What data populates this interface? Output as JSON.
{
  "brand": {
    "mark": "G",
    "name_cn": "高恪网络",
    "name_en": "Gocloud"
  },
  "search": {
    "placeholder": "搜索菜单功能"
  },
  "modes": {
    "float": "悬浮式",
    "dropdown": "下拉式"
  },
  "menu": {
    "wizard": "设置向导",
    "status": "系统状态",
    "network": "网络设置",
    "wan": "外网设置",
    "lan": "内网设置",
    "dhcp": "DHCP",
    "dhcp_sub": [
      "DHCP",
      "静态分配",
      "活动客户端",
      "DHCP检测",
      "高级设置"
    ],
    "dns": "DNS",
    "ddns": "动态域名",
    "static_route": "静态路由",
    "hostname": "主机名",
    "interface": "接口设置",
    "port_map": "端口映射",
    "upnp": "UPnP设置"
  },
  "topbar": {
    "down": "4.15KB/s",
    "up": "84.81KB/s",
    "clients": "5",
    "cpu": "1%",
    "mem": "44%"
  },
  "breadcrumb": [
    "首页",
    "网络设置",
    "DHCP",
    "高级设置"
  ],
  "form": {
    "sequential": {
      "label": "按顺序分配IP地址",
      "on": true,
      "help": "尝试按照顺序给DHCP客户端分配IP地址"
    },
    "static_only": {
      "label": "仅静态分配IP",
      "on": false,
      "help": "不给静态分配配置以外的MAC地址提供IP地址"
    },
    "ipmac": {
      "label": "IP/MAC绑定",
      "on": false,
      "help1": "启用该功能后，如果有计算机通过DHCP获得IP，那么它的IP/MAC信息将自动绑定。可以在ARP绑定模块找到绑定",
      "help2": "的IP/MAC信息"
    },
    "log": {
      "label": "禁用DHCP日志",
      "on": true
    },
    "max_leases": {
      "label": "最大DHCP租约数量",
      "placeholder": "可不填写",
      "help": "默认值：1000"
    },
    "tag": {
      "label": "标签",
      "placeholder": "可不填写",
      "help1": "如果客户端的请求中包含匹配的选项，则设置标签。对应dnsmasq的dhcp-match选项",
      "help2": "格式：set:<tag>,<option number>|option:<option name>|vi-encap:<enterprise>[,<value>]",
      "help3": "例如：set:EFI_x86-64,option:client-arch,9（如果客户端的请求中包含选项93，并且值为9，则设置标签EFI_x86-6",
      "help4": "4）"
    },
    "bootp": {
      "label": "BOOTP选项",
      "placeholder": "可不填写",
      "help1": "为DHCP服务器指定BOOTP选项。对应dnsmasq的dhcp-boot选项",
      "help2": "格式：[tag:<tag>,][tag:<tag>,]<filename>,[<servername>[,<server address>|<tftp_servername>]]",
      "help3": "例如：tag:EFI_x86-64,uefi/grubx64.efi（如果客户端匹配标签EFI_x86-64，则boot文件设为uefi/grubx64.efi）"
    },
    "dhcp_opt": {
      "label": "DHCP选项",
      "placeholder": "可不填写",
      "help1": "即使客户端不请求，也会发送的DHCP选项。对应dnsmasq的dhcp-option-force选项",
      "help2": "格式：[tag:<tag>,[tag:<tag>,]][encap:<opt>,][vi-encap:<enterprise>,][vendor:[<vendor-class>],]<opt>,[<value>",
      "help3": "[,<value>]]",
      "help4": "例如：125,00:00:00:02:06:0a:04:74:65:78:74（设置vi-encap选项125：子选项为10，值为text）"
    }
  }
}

========================================

* EXERCISE AIM: Out of the preceding entries, pull every line containing the string "option".

* RIGHT ANSWER:
      "help2": "格式：set:<tag>,<option number>|option:<option name>|vi-encap:<enterprise>[,<value>]",
      "help3": "例如：set:EFI_x86-64,option:client-arch,9（如果客户端的请求中包含选项93，并且值为9，则设置标签EFI_x86-6",
      "help1": "即使客户端不请求，也会发送的DHCP选项。对应dnsmasq的dhcp-option-force选项",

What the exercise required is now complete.